Saved entries:
## START

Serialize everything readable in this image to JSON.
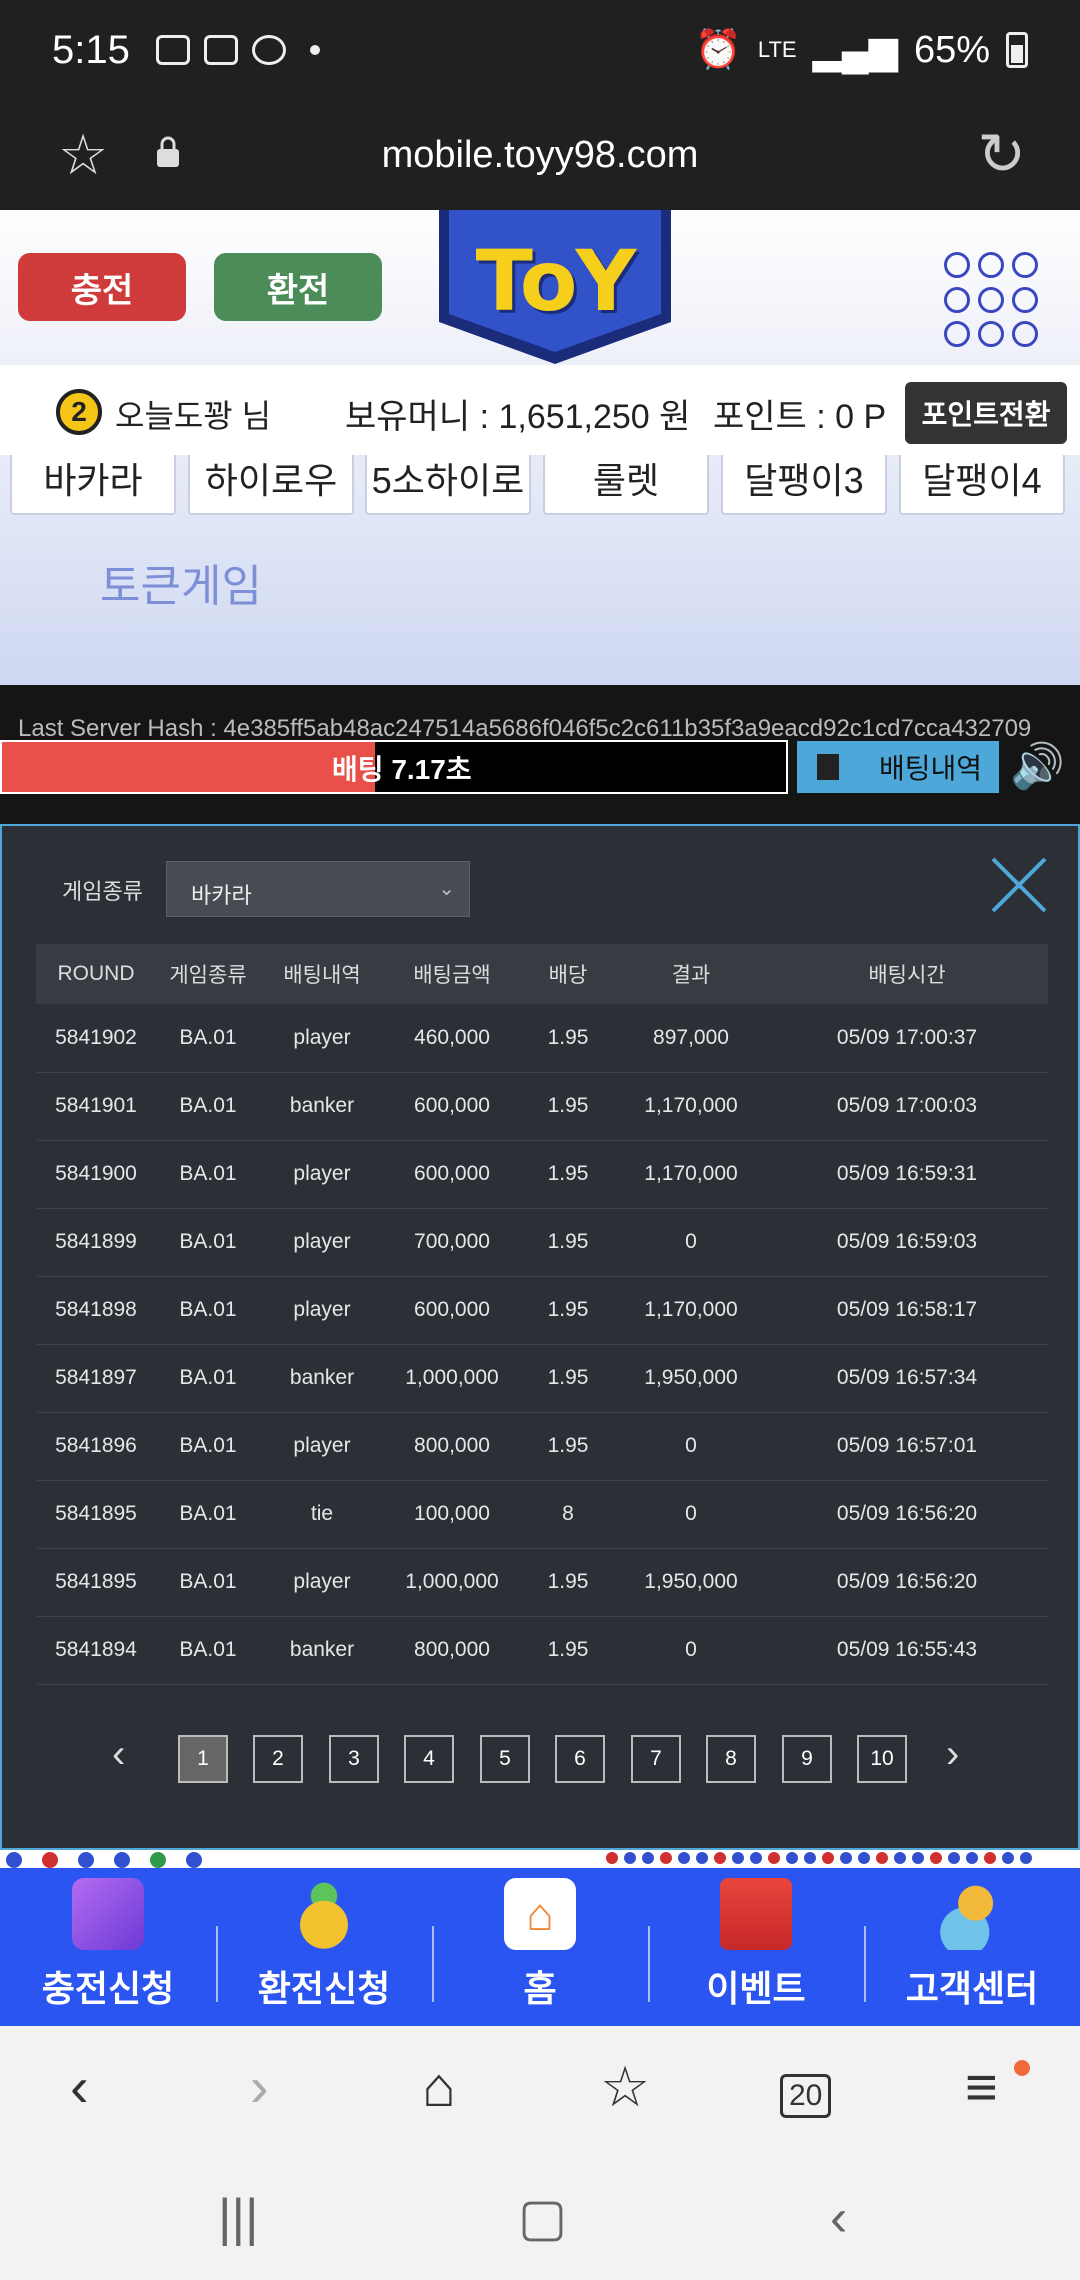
{
  "status_bar": {
    "time": "5:15",
    "network": "LTE",
    "battery": "65%"
  },
  "browser": {
    "url": "mobile.toyy98.com",
    "tabs_count": "20"
  },
  "header": {
    "charge_label": "충전",
    "exchange_label": "환전",
    "logo_text": "ToY"
  },
  "user": {
    "level": "2",
    "name": "오늘도꽝 님",
    "money": "보유머니 : 1,651,250 원",
    "point": "포인트 : 0 P",
    "point_button": "포인트전환"
  },
  "game_tabs": [
    "바카라",
    "하이로우",
    "5소하이로",
    "룰렛",
    "달팽이3",
    "달팽이4"
  ],
  "token_game_label": "토큰게임",
  "server_hash": "Last Server Hash : 4e385ff5ab48ac247514a5686f046f5c2c611b35f3a9eacd92c1cd7cca432709",
  "bet_timer": {
    "label": "배팅",
    "time": "7.17초",
    "progress": 0.476
  },
  "bet_history_button": "배팅내역",
  "modal": {
    "filter_label": "게임종류",
    "filter_value": "바카라",
    "columns": [
      "ROUND",
      "게임종류",
      "배팅내역",
      "배팅금액",
      "배당",
      "결과",
      "배팅시간"
    ],
    "rows": [
      [
        "5841902",
        "BA.01",
        "player",
        "460,000",
        "1.95",
        "897,000",
        "05/09 17:00:37"
      ],
      [
        "5841901",
        "BA.01",
        "banker",
        "600,000",
        "1.95",
        "1,170,000",
        "05/09 17:00:03"
      ],
      [
        "5841900",
        "BA.01",
        "player",
        "600,000",
        "1.95",
        "1,170,000",
        "05/09 16:59:31"
      ],
      [
        "5841899",
        "BA.01",
        "player",
        "700,000",
        "1.95",
        "0",
        "05/09 16:59:03"
      ],
      [
        "5841898",
        "BA.01",
        "player",
        "600,000",
        "1.95",
        "1,170,000",
        "05/09 16:58:17"
      ],
      [
        "5841897",
        "BA.01",
        "banker",
        "1,000,000",
        "1.95",
        "1,950,000",
        "05/09 16:57:34"
      ],
      [
        "5841896",
        "BA.01",
        "player",
        "800,000",
        "1.95",
        "0",
        "05/09 16:57:01"
      ],
      [
        "5841895",
        "BA.01",
        "tie",
        "100,000",
        "8",
        "0",
        "05/09 16:56:20"
      ],
      [
        "5841895",
        "BA.01",
        "player",
        "1,000,000",
        "1.95",
        "1,950,000",
        "05/09 16:56:20"
      ],
      [
        "5841894",
        "BA.01",
        "banker",
        "800,000",
        "1.95",
        "0",
        "05/09 16:55:43"
      ]
    ],
    "pages": [
      "1",
      "2",
      "3",
      "4",
      "5",
      "6",
      "7",
      "8",
      "9",
      "10"
    ],
    "current_page": "1"
  },
  "bottom_nav": [
    {
      "label": "충전신청",
      "icon": "card-icon"
    },
    {
      "label": "환전신청",
      "icon": "coins-icon"
    },
    {
      "label": "홈",
      "icon": "home-icon"
    },
    {
      "label": "이벤트",
      "icon": "gift-icon"
    },
    {
      "label": "고객센터",
      "icon": "support-icon"
    }
  ],
  "colors": {
    "accent_blue": "#2b55f0",
    "charge_red": "#cf3a3a",
    "exchange_green": "#4c8c59",
    "timer_red": "#e9504a",
    "history_blue": "#4da7d8"
  }
}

## END

§ Goal
Keep the pictures out of the copy and write out the data exactly as it stands.

§ Answer to this problem
Serialize everything readable in this image to JSON.
{
  "status_bar": {
    "time": "5:15",
    "network": "LTE",
    "battery": "65%"
  },
  "browser": {
    "url": "mobile.toyy98.com",
    "tabs_count": "20"
  },
  "header": {
    "charge_label": "충전",
    "exchange_label": "환전",
    "logo_text": "ToY"
  },
  "user": {
    "level": "2",
    "name": "오늘도꽝 님",
    "money": "보유머니 : 1,651,250 원",
    "point": "포인트 : 0 P",
    "point_button": "포인트전환"
  },
  "game_tabs": [
    "바카라",
    "하이로우",
    "5소하이로",
    "룰렛",
    "달팽이3",
    "달팽이4"
  ],
  "token_game_label": "토큰게임",
  "server_hash": "Last Server Hash : 4e385ff5ab48ac247514a5686f046f5c2c611b35f3a9eacd92c1cd7cca432709",
  "bet_timer": {
    "label": "배팅",
    "time": "7.17초",
    "progress": 0.476
  },
  "bet_history_button": "배팅내역",
  "modal": {
    "filter_label": "게임종류",
    "filter_value": "바카라",
    "columns": [
      "ROUND",
      "게임종류",
      "배팅내역",
      "배팅금액",
      "배당",
      "결과",
      "배팅시간"
    ],
    "rows": [
      [
        "5841902",
        "BA.01",
        "player",
        "460,000",
        "1.95",
        "897,000",
        "05/09 17:00:37"
      ],
      [
        "5841901",
        "BA.01",
        "banker",
        "600,000",
        "1.95",
        "1,170,000",
        "05/09 17:00:03"
      ],
      [
        "5841900",
        "BA.01",
        "player",
        "600,000",
        "1.95",
        "1,170,000",
        "05/09 16:59:31"
      ],
      [
        "5841899",
        "BA.01",
        "player",
        "700,000",
        "1.95",
        "0",
        "05/09 16:59:03"
      ],
      [
        "5841898",
        "BA.01",
        "player",
        "600,000",
        "1.95",
        "1,170,000",
        "05/09 16:58:17"
      ],
      [
        "5841897",
        "BA.01",
        "banker",
        "1,000,000",
        "1.95",
        "1,950,000",
        "05/09 16:57:34"
      ],
      [
        "5841896",
        "BA.01",
        "player",
        "800,000",
        "1.95",
        "0",
        "05/09 16:57:01"
      ],
      [
        "5841895",
        "BA.01",
        "tie",
        "100,000",
        "8",
        "0",
        "05/09 16:56:20"
      ],
      [
        "5841895",
        "BA.01",
        "player",
        "1,000,000",
        "1.95",
        "1,950,000",
        "05/09 16:56:20"
      ],
      [
        "5841894",
        "BA.01",
        "banker",
        "800,000",
        "1.95",
        "0",
        "05/09 16:55:43"
      ]
    ],
    "pages": [
      "1",
      "2",
      "3",
      "4",
      "5",
      "6",
      "7",
      "8",
      "9",
      "10"
    ],
    "current_page": "1"
  },
  "bottom_nav": [
    {
      "label": "충전신청",
      "icon": "card-icon"
    },
    {
      "label": "환전신청",
      "icon": "coins-icon"
    },
    {
      "label": "홈",
      "icon": "home-icon"
    },
    {
      "label": "이벤트",
      "icon": "gift-icon"
    },
    {
      "label": "고객센터",
      "icon": "support-icon"
    }
  ],
  "colors": {
    "accent_blue": "#2b55f0",
    "charge_red": "#cf3a3a",
    "exchange_green": "#4c8c59",
    "timer_red": "#e9504a",
    "history_blue": "#4da7d8"
  }
}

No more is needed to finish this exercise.